++++ Given information
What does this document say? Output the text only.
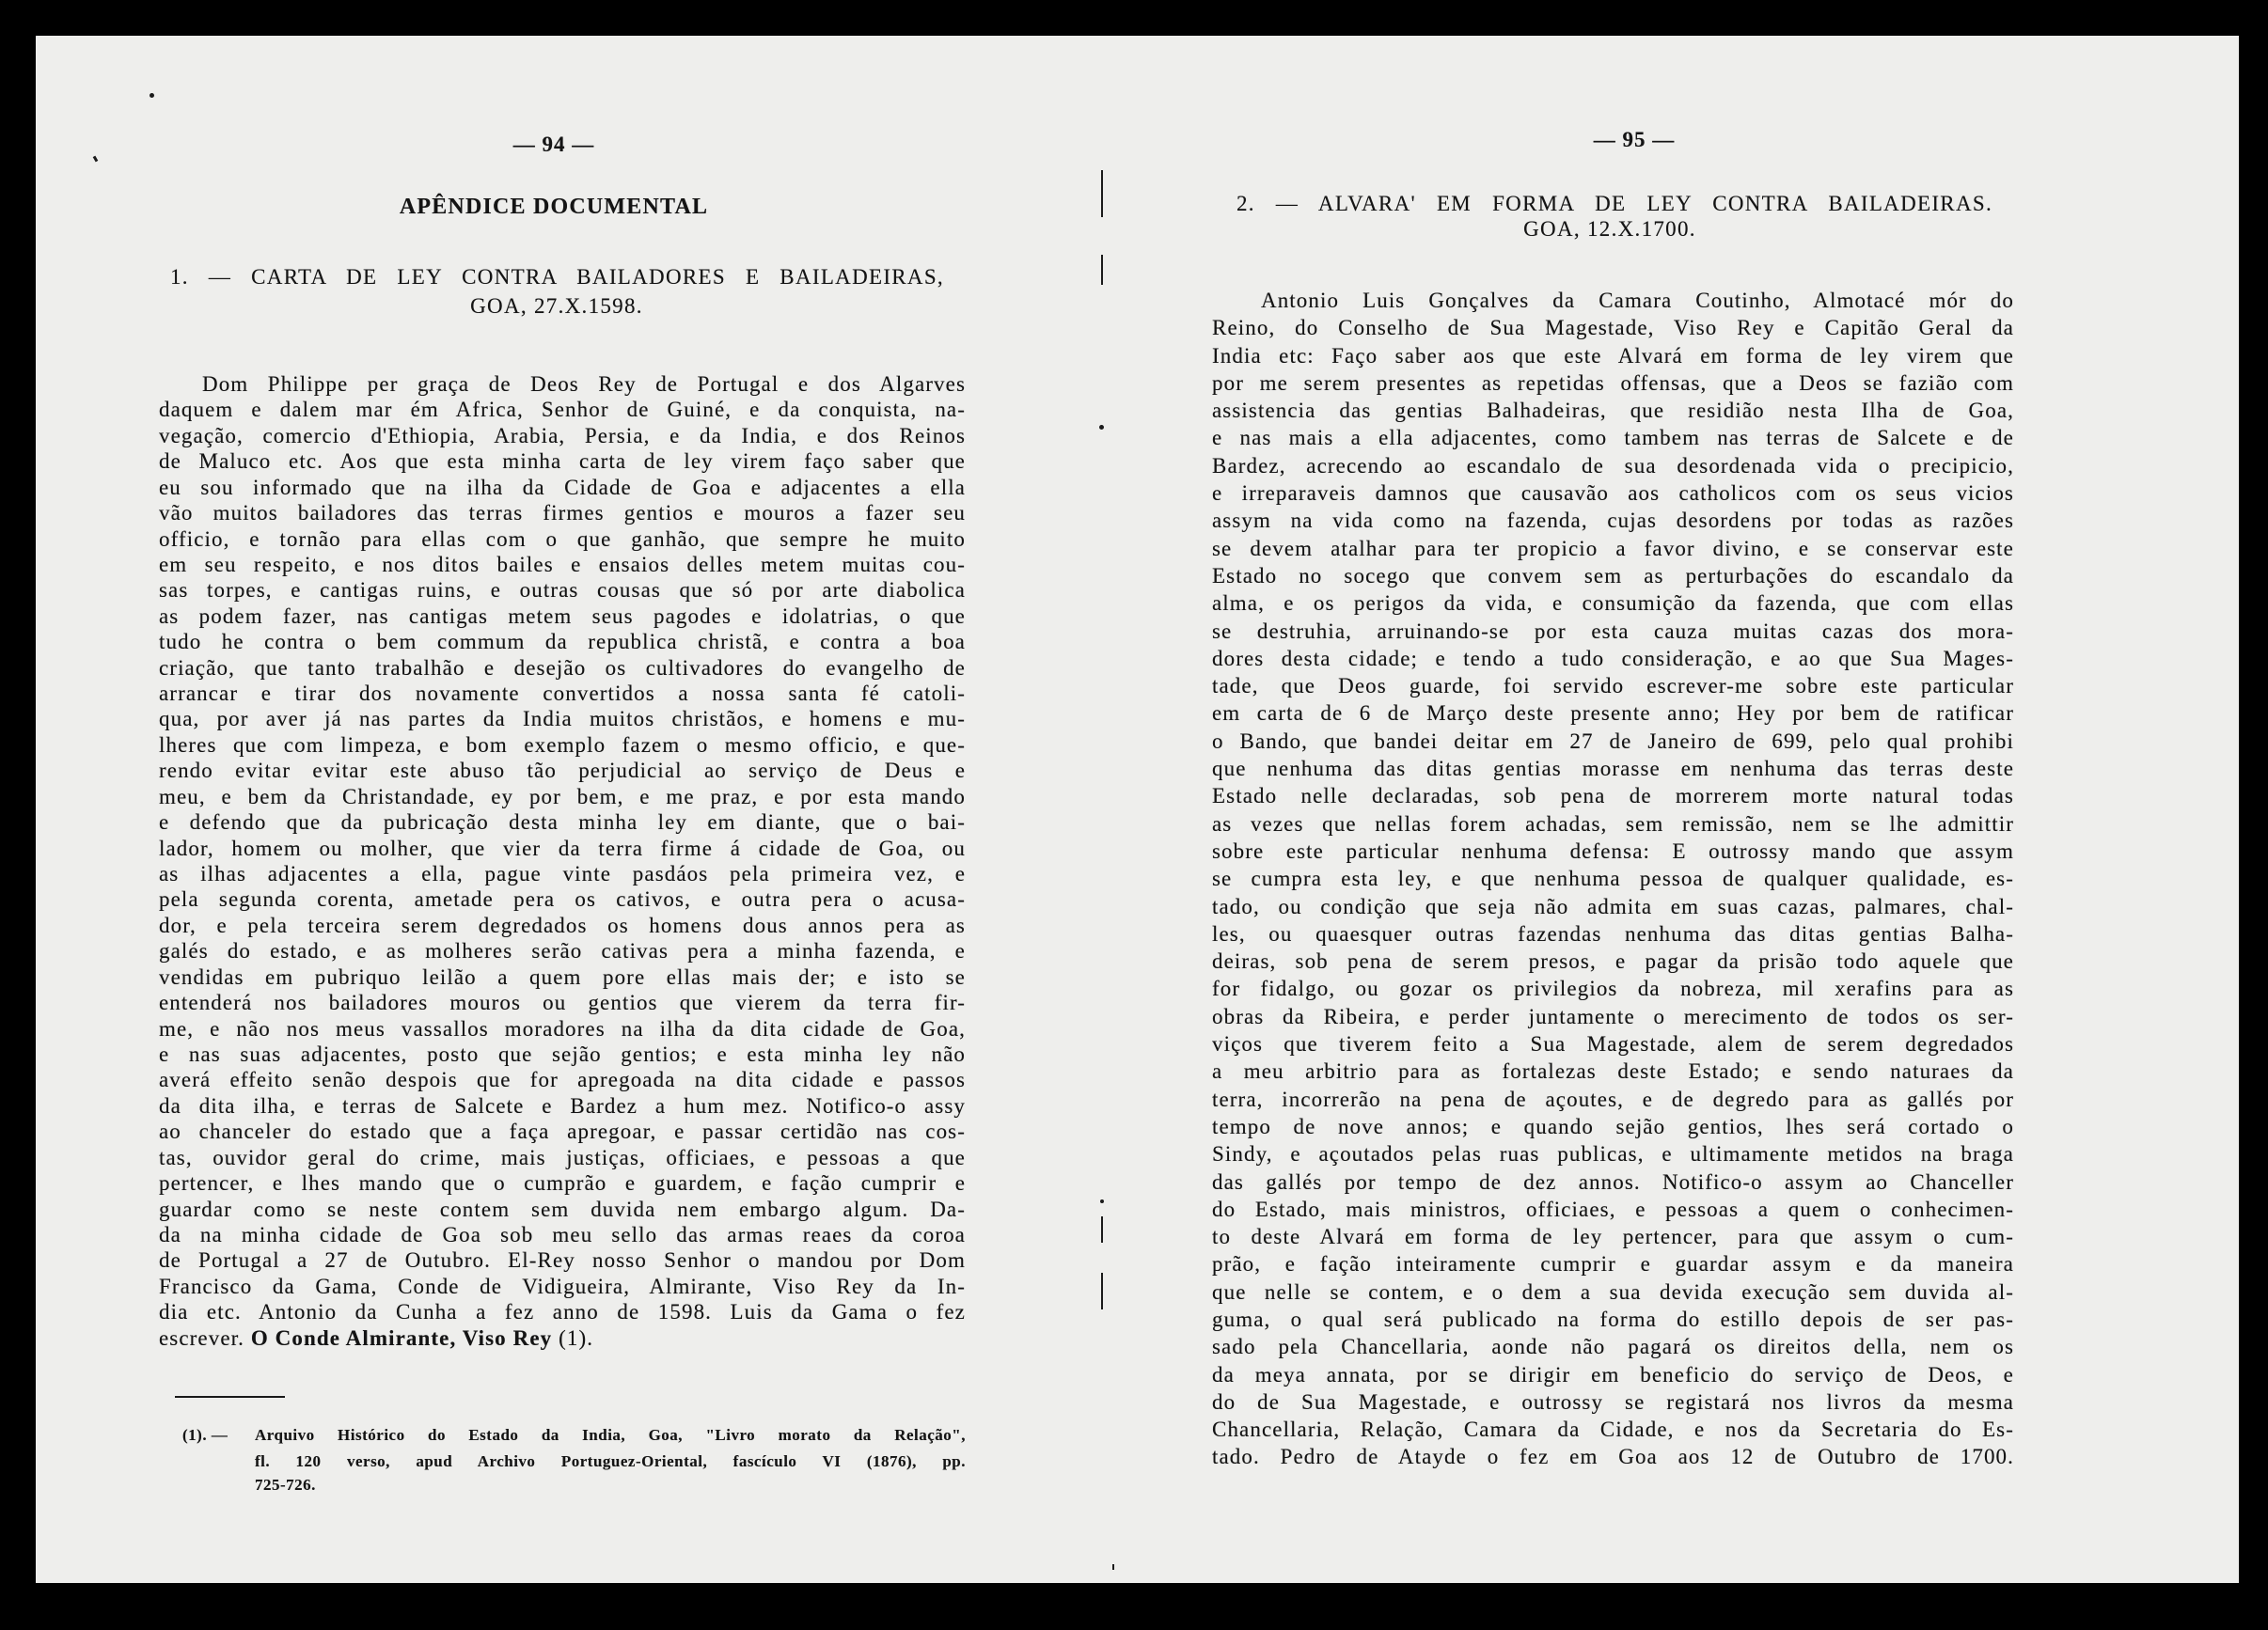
— 94 —
APÊNDICE DOCUMENTAL
1. — CARTA DE LEY CONTRA BAILADORES E BAILADEIRAS,
GOA, 27.X.1598.
Dom Philippe per graça de Deos Rey de Portugal e dos Algarves
daquem e dalem mar ém Africa, Senhor de Guiné, e da conquista, na-
vegação, comercio d'Ethiopia, Arabia, Persia, e da India, e dos Reinos
de Maluco etc. Aos que esta minha carta de ley virem faço saber que
eu sou informado que na ilha da Cidade de Goa e adjacentes a ella
vão muitos bailadores das terras firmes gentios e mouros a fazer seu
officio, e tornão para ellas com o que ganhão, que sempre he muito
em seu respeito, e nos ditos bailes e ensaios delles metem muitas cou-
sas torpes, e cantigas ruins, e outras cousas que só por arte diabolica
as podem fazer, nas cantigas metem seus pagodes e idolatrias, o que
tudo he contra o bem commum da republica christã, e contra a boa
criação, que tanto trabalhão e desejão os cultivadores do evangelho de
arrancar e tirar dos novamente convertidos a nossa santa fé catoli-
qua, por aver já nas partes da India muitos christãos, e homens e mu-
lheres que com limpeza, e bom exemplo fazem o mesmo officio, e que-
rendo evitar evitar este abuso tão perjudicial ao serviço de Deus e
meu, e bem da Christandade, ey por bem, e me praz, e por esta mando
e defendo que da pubricação desta minha ley em diante, que o bai-
lador, homem ou molher, que vier da terra firme á cidade de Goa, ou
as ilhas adjacentes a ella, pague vinte pasdáos pela primeira vez, e
pela segunda corenta, ametade pera os cativos, e outra pera o acusa-
dor, e pela terceira serem degredados os homens dous annos pera as
galés do estado, e as molheres serão cativas pera a minha fazenda, e
vendidas em pubriquo leilão a quem pore ellas mais der; e isto se
entenderá nos bailadores mouros ou gentios que vierem da terra fir-
me, e não nos meus vassallos moradores na ilha da dita cidade de Goa,
e nas suas adjacentes, posto que sejão gentios; e esta minha ley não
averá effeito senão despois que for apregoada na dita cidade e passos
da dita ilha, e terras de Salcete e Bardez a hum mez. Notifico-o assy
ao chanceler do estado que a faça apregoar, e passar certidão nas cos-
tas, ouvidor geral do crime, mais justiças, officiaes, e pessoas a que
pertencer, e lhes mando que o cumprão e guardem, e fação cumprir e
guardar como se neste contem sem duvida nem embargo algum. Da-
da na minha cidade de Goa sob meu sello das armas reaes da coroa
de Portugal a 27 de Outubro. El-Rey nosso Senhor o mandou por Dom
Francisco da Gama, Conde de Vidigueira, Almirante, Viso Rey da In-
dia etc. Antonio da Cunha a fez anno de 1598. Luis da Gama o fez
escrever. O Conde Almirante, Viso Rey (1).
(1). —	Arquivo Histórico do Estado da India, Goa, "Livro morato da Relação",
fl. 120 verso, apud Archivo Portuguez-Oriental, fascículo VI (1876), pp.
725-726.
— 95 —
2. — ALVARA' EM FORMA DE LEY CONTRA BAILADEIRAS.
GOA, 12.X.1700.
Antonio Luis Gonçalves da Camara Coutinho, Almotacé mór do
Reino, do Conselho de Sua Magestade, Viso Rey e Capitão Geral da
India etc: Faço saber aos que este Alvará em forma de ley virem que
por me serem presentes as repetidas offensas, que a Deos se fazião com
assistencia das gentias Balhadeiras, que residião nesta Ilha de Goa,
e nas mais a ella adjacentes, como tambem nas terras de Salcete e de
Bardez, acrecendo ao escandalo de sua desordenada vida o precipicio,
e irreparaveis damnos que causavão aos catholicos com os seus vicios
assym na vida como na fazenda, cujas desordens por todas as razões
se devem atalhar para ter propicio a favor divino, e se conservar este
Estado no socego que convem sem as perturbações do escandalo da
alma, e os perigos da vida, e consumição da fazenda, que com ellas
se destruhia, arruinando-se por esta cauza muitas cazas dos mora-
dores desta cidade; e tendo a tudo consideração, e ao que Sua Mages-
tade, que Deos guarde, foi servido escrever-me sobre este particular
em carta de 6 de Março deste presente anno; Hey por bem de ratificar
o Bando, que bandei deitar em 27 de Janeiro de 699, pelo qual prohibi
que nenhuma das ditas gentias morasse em nenhuma das terras deste
Estado nelle declaradas, sob pena de morrerem morte natural todas
as vezes que nellas forem achadas, sem remissão, nem se lhe admittir
sobre este particular nenhuma defensa: E outrossy mando que assym
se cumpra esta ley, e que nenhuma pessoa de qualquer qualidade, es-
tado, ou condição que seja não admita em suas cazas, palmares, chal-
les, ou quaesquer outras fazendas nenhuma das ditas gentias Balha-
deiras, sob pena de serem presos, e pagar da prisão todo aquele que
for fidalgo, ou gozar os privilegios da nobreza, mil xerafins para as
obras da Ribeira, e perder juntamente o merecimento de todos os ser-
viços que tiverem feito a Sua Magestade, alem de serem degredados
a meu arbitrio para as fortalezas deste Estado; e sendo naturaes da
terra, incorrerão na pena de açoutes, e de degredo para as gallés por
tempo de nove annos; e quando sejão gentios, lhes será cortado o
Sindy, e açoutados pelas ruas publicas, e ultimamente metidos na braga
das gallés por tempo de dez annos. Notifico-o assym ao Chanceller
do Estado, mais ministros, officiaes, e pessoas a quem o conhecimen-
to deste Alvará em forma de ley pertencer, para que assym o cum-
prão, e fação inteiramente cumprir e guardar assym e da maneira
que nelle se contem, e o dem a sua devida execução sem duvida al-
guma, o qual será publicado na forma do estillo depois de ser pas-
sado pela Chancellaria, aonde não pagará os direitos della, nem os
da meya annata, por se dirigir em beneficio do serviço de Deos, e
do de Sua Magestade, e outrossy se registará nos livros da mesma
Chancellaria, Relação, Camara da Cidade, e nos da Secretaria do Es-
tado. Pedro de Atayde o fez em Goa aos 12 de Outubro de 1700.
++++++++
• _Stated task_
Set down the records in full and exactly. Do not carry over any image.

• _Task output_
What does this document say? Output the text only.
— 94 —
APÊNDICE DOCUMENTAL
1. — CARTA DE LEY CONTRA BAILADORES E BAILADEIRAS,
GOA, 27.X.1598.
Dom Philippe per graça de Deos Rey de Portugal e dos Algarves
daquem e dalem mar ém Africa, Senhor de Guiné, e da conquista, na-
vegação, comercio d'Ethiopia, Arabia, Persia, e da India, e dos Reinos
de Maluco etc. Aos que esta minha carta de ley virem faço saber que
eu sou informado que na ilha da Cidade de Goa e adjacentes a ella
vão muitos bailadores das terras firmes gentios e mouros a fazer seu
officio, e tornão para ellas com o que ganhão, que sempre he muito
em seu respeito, e nos ditos bailes e ensaios delles metem muitas cou-
sas torpes, e cantigas ruins, e outras cousas que só por arte diabolica
as podem fazer, nas cantigas metem seus pagodes e idolatrias, o que
tudo he contra o bem commum da republica christã, e contra a boa
criação, que tanto trabalhão e desejão os cultivadores do evangelho de
arrancar e tirar dos novamente convertidos a nossa santa fé catoli-
qua, por aver já nas partes da India muitos christãos, e homens e mu-
lheres que com limpeza, e bom exemplo fazem o mesmo officio, e que-
rendo evitar evitar este abuso tão perjudicial ao serviço de Deus e
meu, e bem da Christandade, ey por bem, e me praz, e por esta mando
e defendo que da pubricação desta minha ley em diante, que o bai-
lador, homem ou molher, que vier da terra firme á cidade de Goa, ou
as ilhas adjacentes a ella, pague vinte pasdáos pela primeira vez, e
pela segunda corenta, ametade pera os cativos, e outra pera o acusa-
dor, e pela terceira serem degredados os homens dous annos pera as
galés do estado, e as molheres serão cativas pera a minha fazenda, e
vendidas em pubriquo leilão a quem pore ellas mais der; e isto se
entenderá nos bailadores mouros ou gentios que vierem da terra fir-
me, e não nos meus vassallos moradores na ilha da dita cidade de Goa,
e nas suas adjacentes, posto que sejão gentios; e esta minha ley não
averá effeito senão despois que for apregoada na dita cidade e passos
da dita ilha, e terras de Salcete e Bardez a hum mez. Notifico-o assy
ao chanceler do estado que a faça apregoar, e passar certidão nas cos-
tas, ouvidor geral do crime, mais justiças, officiaes, e pessoas a que
pertencer, e lhes mando que o cumprão e guardem, e fação cumprir e
guardar como se neste contem sem duvida nem embargo algum. Da-
da na minha cidade de Goa sob meu sello das armas reaes da coroa
de Portugal a 27 de Outubro. El-Rey nosso Senhor o mandou por Dom
Francisco da Gama, Conde de Vidigueira, Almirante, Viso Rey da In-
dia etc. Antonio da Cunha a fez anno de 1598. Luis da Gama o fez
escrever. O Conde Almirante, Viso Rey (1).
(1). —	Arquivo Histórico do Estado da India, Goa, "Livro morato da Relação",
fl. 120 verso, apud Archivo Portuguez-Oriental, fascículo VI (1876), pp.
725-726.
— 95 —
2. — ALVARA' EM FORMA DE LEY CONTRA BAILADEIRAS.
GOA, 12.X.1700.
Antonio Luis Gonçalves da Camara Coutinho, Almotacé mór do
Reino, do Conselho de Sua Magestade, Viso Rey e Capitão Geral da
India etc: Faço saber aos que este Alvará em forma de ley virem que
por me serem presentes as repetidas offensas, que a Deos se fazião com
assistencia das gentias Balhadeiras, que residião nesta Ilha de Goa,
e nas mais a ella adjacentes, como tambem nas terras de Salcete e de
Bardez, acrecendo ao escandalo de sua desordenada vida o precipicio,
e irreparaveis damnos que causavão aos catholicos com os seus vicios
assym na vida como na fazenda, cujas desordens por todas as razões
se devem atalhar para ter propicio a favor divino, e se conservar este
Estado no socego que convem sem as perturbações do escandalo da
alma, e os perigos da vida, e consumição da fazenda, que com ellas
se destruhia, arruinando-se por esta cauza muitas cazas dos mora-
dores desta cidade; e tendo a tudo consideração, e ao que Sua Mages-
tade, que Deos guarde, foi servido escrever-me sobre este particular
em carta de 6 de Março deste presente anno; Hey por bem de ratificar
o Bando, que bandei deitar em 27 de Janeiro de 699, pelo qual prohibi
que nenhuma das ditas gentias morasse em nenhuma das terras deste
Estado nelle declaradas, sob pena de morrerem morte natural todas
as vezes que nellas forem achadas, sem remissão, nem se lhe admittir
sobre este particular nenhuma defensa: E outrossy mando que assym
se cumpra esta ley, e que nenhuma pessoa de qualquer qualidade, es-
tado, ou condição que seja não admita em suas cazas, palmares, chal-
les, ou quaesquer outras fazendas nenhuma das ditas gentias Balha-
deiras, sob pena de serem presos, e pagar da prisão todo aquele que
for fidalgo, ou gozar os privilegios da nobreza, mil xerafins para as
obras da Ribeira, e perder juntamente o merecimento de todos os ser-
viços que tiverem feito a Sua Magestade, alem de serem degredados
a meu arbitrio para as fortalezas deste Estado; e sendo naturaes da
terra, incorrerão na pena de açoutes, e de degredo para as gallés por
tempo de nove annos; e quando sejão gentios, lhes será cortado o
Sindy, e açoutados pelas ruas publicas, e ultimamente metidos na braga
das gallés por tempo de dez annos. Notifico-o assym ao Chanceller
do Estado, mais ministros, officiaes, e pessoas a quem o conhecimen-
to deste Alvará em forma de ley pertencer, para que assym o cum-
prão, e fação inteiramente cumprir e guardar assym e da maneira
que nelle se contem, e o dem a sua devida execução sem duvida al-
guma, o qual será publicado na forma do estillo depois de ser pas-
sado pela Chancellaria, aonde não pagará os direitos della, nem os
da meya annata, por se dirigir em beneficio do serviço de Deos, e
do de Sua Magestade, e outrossy se registará nos livros da mesma
Chancellaria, Relação, Camara da Cidade, e nos da Secretaria do Es-
tado. Pedro de Atayde o fez em Goa aos 12 de Outubro de 1700.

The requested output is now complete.